The Wolf and the Watchman

by Niklas Natt Och Dag


Reviewed by Margaret Tomlinson

Set in late eighteenth-century Sweden, The Wolf and the Watchman is a tale of brutality, survival and hope.

Mickel Cardell, a night watchman who lost his left arm in a disastrous naval battle, has a sense of honor, a quick temper, and a wooden replacement arm both useful and dangerous in a fight. Cecil Winge is a lawyer with a sharp mind and a history of being helpful to the police. He is dying of consumption and has a sense of honor. The characteristic the two men share is not in ample supply in the Stockholm of their time, but it's the main reason they find themselves reluctantly working together to find and bring to justice the killer of a man whose partially decomposed body, missing arms, legs, tongue and eyes, Cardell fishes out of a lake.

▶ COLLECTED DATA
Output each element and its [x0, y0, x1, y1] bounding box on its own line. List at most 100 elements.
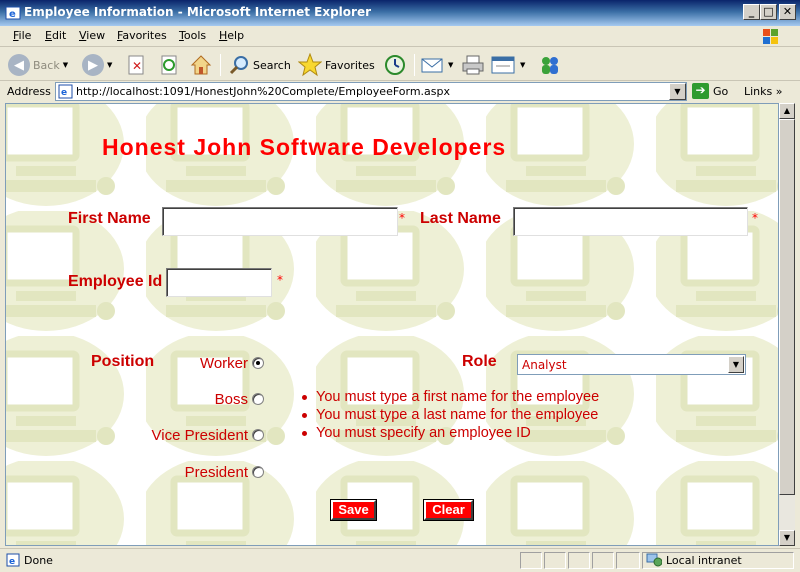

▶ EXERCISE TASKS
**a)** Answer these questions from the review of The Wolf and the Watchman:
(i) In what place and period is the novel set?
(ii) Which arm did Mickel Cardell lose, and where?
(iii) What illness is Cecil Winge dying of?
**b)** Continue the review of The Wolf and the Watchman from the point where it stops.
The data is not needed for what follows.

▶ THE RESPONSES
**a)**
(i) Late eighteenth-century Sweden.
(ii) His left arm, in a disastrous naval battle.
(iii) Consumption.

**b)**
What is justice? readers will wonder along the way, as a parade of evildoers prove to have been as much victims as victimizers. An uncertain national government in the year after King Gustav III's assassination does not help matters. Winge is under pressure to find the murderer quickly and discreetly, because the head of the police expects to be replaced shortly by an official more keen to enforce censorship regulations than to catch killers.

Several women are keys to solving the crime, and the novel moves backward to tell their stories, as well as others. Especially sympathetic is Anna Stina Knapp, a young women who clings determinedly to every shred of hope she can muster in a system as unjust and sadistic as the murderer Cardell and Winge are hunting. Readers with the stomach to immerse themselves in a cruel and violent setting will find The Wolf and the Watchman a gripping novel with enough surprises and sudden reverses to keep them glued to the pages. (2017 in the original Swedish, English translation 2019; 373 pages)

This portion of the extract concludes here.